**Written exercise:** Using the listing below, copy every line that mentions "with".

**Records shown:**
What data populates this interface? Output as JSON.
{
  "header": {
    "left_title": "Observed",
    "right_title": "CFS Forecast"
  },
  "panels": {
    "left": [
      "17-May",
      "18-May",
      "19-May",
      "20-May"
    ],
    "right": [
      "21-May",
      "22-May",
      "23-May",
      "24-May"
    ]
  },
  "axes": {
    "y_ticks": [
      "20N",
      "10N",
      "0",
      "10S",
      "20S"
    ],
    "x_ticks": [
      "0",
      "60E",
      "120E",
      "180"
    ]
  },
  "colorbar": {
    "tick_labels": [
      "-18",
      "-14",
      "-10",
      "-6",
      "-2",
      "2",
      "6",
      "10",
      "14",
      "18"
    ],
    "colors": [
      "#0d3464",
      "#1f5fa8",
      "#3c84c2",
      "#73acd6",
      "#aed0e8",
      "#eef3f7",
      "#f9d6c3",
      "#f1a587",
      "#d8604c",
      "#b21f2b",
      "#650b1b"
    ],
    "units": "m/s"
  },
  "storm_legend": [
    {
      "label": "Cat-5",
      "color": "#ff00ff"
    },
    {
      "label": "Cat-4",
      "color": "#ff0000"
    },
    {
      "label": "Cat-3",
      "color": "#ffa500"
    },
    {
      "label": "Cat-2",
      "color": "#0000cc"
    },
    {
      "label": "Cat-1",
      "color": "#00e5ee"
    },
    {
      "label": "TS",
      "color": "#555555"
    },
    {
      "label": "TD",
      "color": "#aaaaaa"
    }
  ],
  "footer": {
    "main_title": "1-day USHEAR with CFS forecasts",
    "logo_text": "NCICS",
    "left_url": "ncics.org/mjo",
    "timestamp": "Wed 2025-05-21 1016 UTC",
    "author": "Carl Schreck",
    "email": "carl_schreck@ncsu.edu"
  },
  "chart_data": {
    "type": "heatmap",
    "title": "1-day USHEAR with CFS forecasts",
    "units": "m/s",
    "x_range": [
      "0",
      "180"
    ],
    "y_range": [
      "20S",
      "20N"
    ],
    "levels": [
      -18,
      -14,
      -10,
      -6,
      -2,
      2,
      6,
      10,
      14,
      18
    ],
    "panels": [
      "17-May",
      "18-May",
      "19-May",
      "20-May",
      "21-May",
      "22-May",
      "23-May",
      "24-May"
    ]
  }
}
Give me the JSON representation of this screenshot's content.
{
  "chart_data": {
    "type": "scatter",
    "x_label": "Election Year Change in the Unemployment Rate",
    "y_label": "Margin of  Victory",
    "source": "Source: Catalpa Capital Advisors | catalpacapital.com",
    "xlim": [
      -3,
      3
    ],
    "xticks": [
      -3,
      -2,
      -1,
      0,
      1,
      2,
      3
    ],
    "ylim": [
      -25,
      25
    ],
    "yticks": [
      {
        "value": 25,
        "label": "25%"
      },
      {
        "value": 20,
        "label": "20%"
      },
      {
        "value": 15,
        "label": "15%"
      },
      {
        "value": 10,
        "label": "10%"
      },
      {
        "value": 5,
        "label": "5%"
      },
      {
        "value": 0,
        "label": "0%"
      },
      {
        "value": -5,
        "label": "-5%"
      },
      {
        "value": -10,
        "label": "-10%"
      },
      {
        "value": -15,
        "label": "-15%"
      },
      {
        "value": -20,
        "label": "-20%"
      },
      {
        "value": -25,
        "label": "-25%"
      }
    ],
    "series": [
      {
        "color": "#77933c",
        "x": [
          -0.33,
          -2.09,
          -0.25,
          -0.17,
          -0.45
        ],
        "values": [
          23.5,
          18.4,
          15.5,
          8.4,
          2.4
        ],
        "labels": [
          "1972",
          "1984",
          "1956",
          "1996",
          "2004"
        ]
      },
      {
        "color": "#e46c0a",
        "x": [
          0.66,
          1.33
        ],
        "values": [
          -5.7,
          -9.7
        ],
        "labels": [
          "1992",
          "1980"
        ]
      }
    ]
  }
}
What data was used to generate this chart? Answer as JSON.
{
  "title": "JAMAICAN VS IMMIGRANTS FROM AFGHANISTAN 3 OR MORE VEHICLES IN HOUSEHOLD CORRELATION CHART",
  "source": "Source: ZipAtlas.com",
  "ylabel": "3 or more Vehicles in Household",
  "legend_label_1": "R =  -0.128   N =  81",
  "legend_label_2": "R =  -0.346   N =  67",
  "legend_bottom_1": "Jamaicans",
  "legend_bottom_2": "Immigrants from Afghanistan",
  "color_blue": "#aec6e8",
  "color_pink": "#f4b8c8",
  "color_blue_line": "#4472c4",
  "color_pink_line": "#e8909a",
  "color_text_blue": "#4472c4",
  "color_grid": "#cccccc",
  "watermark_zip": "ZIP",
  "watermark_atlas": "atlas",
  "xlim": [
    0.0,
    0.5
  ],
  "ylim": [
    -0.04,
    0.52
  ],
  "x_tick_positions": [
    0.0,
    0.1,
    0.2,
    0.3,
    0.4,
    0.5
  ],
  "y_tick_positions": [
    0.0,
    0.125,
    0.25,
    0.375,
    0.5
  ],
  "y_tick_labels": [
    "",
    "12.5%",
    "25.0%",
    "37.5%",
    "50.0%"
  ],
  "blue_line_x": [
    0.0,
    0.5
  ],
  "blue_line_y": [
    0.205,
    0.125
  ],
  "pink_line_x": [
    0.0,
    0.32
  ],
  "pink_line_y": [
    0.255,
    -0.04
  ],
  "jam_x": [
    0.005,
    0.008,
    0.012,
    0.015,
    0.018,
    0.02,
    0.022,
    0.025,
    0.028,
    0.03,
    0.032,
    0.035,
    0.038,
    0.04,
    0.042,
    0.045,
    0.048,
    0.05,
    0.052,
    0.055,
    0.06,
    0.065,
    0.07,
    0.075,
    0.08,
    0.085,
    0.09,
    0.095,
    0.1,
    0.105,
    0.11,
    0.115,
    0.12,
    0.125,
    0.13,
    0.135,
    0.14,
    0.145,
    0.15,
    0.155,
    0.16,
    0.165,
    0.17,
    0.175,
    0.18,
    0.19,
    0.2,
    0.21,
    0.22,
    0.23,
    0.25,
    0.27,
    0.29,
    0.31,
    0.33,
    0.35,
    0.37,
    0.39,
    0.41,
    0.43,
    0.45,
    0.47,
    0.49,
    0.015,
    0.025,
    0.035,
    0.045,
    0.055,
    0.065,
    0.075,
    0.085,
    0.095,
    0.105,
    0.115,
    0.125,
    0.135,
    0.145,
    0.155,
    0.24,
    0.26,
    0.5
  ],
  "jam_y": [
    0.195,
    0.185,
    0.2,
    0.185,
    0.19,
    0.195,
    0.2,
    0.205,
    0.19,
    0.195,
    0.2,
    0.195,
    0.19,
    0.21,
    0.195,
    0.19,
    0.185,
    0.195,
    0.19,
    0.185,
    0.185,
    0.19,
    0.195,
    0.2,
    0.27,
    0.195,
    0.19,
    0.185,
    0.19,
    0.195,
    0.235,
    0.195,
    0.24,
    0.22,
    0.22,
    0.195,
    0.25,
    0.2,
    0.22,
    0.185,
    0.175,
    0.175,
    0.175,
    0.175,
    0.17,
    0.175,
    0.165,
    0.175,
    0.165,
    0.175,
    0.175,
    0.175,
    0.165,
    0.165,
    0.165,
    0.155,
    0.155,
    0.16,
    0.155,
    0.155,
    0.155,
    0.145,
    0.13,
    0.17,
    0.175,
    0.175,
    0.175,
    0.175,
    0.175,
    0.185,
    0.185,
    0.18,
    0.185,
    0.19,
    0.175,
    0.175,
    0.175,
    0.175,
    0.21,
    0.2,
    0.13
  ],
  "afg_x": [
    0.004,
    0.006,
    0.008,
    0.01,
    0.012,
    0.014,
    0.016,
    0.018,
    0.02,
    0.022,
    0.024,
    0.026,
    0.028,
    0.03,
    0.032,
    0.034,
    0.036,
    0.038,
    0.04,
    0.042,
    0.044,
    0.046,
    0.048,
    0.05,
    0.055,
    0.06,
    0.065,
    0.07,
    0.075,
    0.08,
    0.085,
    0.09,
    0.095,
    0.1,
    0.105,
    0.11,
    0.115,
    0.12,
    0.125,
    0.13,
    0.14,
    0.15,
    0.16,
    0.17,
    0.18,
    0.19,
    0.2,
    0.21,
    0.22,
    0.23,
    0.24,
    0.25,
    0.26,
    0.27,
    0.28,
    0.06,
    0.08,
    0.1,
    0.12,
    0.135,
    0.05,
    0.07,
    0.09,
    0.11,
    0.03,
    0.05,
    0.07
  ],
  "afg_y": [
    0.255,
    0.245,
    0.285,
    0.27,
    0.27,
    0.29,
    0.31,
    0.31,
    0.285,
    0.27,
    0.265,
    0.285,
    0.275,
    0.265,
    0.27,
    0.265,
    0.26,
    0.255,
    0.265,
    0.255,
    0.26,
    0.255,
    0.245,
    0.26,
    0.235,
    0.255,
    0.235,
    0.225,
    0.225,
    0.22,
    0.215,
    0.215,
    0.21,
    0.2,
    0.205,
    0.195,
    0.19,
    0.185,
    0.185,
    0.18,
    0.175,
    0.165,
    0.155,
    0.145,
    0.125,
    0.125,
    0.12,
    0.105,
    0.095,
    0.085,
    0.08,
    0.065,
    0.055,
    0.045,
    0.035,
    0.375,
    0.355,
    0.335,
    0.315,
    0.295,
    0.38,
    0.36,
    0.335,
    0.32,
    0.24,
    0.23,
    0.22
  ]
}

**Response below:**
    "main_title": "1-day USHEAR with CFS forecasts",
    "title": "1-day USHEAR with CFS forecasts",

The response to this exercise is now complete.